Objective.
Below are entries. Pull out all lines containing "весе".

Input rows.
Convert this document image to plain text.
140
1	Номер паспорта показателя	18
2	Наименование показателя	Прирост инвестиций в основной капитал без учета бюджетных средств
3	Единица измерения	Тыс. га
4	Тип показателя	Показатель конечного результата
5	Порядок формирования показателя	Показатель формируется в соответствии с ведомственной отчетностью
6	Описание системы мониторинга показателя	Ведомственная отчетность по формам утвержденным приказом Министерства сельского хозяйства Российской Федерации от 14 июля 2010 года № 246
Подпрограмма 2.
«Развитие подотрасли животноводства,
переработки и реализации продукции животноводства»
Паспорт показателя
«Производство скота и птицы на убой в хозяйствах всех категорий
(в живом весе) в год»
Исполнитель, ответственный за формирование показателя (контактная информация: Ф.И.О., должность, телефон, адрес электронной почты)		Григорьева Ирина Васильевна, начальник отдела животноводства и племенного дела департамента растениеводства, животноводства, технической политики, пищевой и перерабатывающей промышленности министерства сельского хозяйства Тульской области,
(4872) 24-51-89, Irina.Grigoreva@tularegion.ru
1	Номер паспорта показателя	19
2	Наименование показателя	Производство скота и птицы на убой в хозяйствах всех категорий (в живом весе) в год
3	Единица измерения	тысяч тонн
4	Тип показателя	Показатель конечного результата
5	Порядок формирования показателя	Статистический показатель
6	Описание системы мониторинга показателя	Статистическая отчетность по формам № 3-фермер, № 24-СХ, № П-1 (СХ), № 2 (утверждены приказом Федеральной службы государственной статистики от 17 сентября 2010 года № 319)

---

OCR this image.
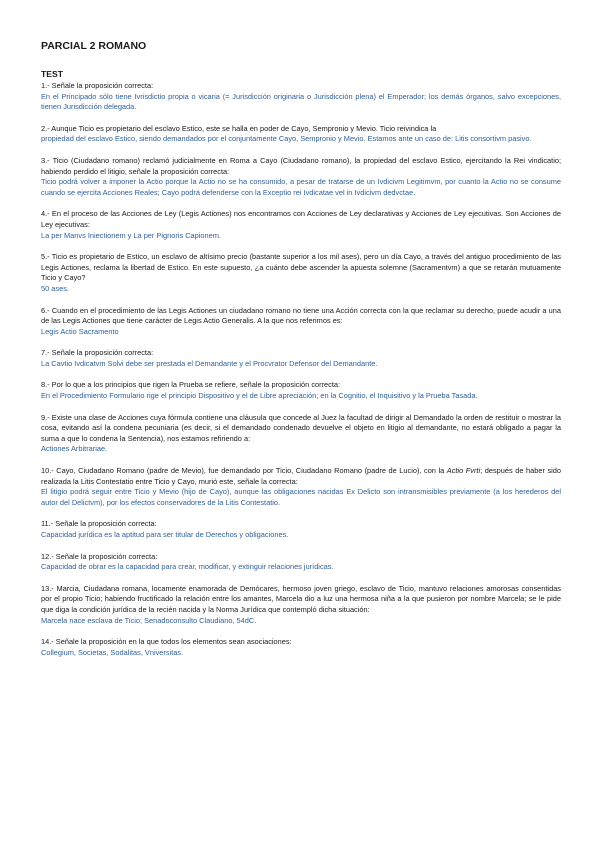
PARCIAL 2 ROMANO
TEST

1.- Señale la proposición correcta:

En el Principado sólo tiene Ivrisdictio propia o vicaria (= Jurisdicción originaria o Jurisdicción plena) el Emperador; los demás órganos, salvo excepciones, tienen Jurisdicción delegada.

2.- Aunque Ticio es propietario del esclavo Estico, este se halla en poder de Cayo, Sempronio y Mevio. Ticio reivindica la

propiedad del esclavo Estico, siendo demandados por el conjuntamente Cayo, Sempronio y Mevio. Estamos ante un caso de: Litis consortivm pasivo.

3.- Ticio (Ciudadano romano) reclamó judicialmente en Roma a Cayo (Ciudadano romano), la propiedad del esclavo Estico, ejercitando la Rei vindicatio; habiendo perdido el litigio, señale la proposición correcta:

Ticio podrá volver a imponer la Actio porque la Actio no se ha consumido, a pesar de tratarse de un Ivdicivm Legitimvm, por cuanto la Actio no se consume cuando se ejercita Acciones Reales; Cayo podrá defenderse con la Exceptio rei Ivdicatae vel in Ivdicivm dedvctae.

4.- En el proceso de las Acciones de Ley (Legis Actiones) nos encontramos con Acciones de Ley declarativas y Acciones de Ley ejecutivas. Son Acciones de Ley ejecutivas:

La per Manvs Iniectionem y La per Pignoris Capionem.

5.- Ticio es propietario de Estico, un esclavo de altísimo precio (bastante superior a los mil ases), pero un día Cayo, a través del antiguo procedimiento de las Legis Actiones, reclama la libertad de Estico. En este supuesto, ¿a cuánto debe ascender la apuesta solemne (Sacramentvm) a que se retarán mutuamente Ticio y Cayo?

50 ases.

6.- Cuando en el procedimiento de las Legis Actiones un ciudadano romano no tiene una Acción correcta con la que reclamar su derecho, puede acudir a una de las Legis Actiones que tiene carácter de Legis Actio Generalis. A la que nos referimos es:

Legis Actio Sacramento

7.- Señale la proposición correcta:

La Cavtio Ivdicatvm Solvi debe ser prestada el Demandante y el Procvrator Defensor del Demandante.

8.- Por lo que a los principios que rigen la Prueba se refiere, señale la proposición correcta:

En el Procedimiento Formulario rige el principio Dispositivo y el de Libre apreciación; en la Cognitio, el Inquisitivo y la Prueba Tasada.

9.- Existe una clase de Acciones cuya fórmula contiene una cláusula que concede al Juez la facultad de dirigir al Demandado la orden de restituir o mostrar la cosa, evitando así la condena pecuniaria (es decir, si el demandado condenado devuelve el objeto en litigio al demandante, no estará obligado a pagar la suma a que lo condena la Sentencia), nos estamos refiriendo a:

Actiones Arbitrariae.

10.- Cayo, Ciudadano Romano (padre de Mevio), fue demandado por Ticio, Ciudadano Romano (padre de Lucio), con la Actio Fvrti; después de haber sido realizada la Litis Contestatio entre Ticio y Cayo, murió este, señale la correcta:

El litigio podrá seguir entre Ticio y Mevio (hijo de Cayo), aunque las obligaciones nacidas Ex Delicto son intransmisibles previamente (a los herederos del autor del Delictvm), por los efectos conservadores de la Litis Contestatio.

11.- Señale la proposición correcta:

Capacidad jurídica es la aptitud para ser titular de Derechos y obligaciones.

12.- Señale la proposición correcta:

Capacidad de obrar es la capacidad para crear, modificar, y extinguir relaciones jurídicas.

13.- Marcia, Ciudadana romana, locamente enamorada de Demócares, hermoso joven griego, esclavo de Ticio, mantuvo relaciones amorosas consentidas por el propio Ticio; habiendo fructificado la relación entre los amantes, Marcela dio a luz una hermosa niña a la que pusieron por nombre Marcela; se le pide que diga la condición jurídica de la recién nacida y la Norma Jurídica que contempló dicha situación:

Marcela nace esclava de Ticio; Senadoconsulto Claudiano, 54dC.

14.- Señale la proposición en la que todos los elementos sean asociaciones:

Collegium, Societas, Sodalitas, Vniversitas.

Result of this exercise.
(в живом весе) в год»
2	Наименование показателя	Производство скота и птицы на убой в хозяйствах всех категорий (в живом весе) в год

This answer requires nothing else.